>>>
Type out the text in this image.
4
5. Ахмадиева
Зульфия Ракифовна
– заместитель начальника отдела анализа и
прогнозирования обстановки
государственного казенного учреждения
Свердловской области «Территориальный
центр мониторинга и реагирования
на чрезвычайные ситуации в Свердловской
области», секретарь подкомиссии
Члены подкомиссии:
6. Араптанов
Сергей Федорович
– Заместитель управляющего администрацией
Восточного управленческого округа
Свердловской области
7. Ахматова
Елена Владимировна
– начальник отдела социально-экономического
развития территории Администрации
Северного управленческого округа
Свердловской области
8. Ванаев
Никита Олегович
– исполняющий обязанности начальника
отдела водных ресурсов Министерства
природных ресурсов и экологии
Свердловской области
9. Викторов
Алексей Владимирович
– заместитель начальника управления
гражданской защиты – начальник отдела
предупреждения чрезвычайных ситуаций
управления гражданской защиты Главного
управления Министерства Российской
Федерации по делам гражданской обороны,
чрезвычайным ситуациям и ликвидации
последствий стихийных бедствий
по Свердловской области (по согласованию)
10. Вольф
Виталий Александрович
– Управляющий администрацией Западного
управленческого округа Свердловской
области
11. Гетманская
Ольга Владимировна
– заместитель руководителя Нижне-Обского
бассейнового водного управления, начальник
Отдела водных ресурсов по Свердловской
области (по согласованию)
<<<
**BRIEF**
Check each line of the records for "защиты" and copy the ones that contain it.

**ANSWER IN FULL**
гражданской защиты – начальник отдела
управления гражданской защиты Главного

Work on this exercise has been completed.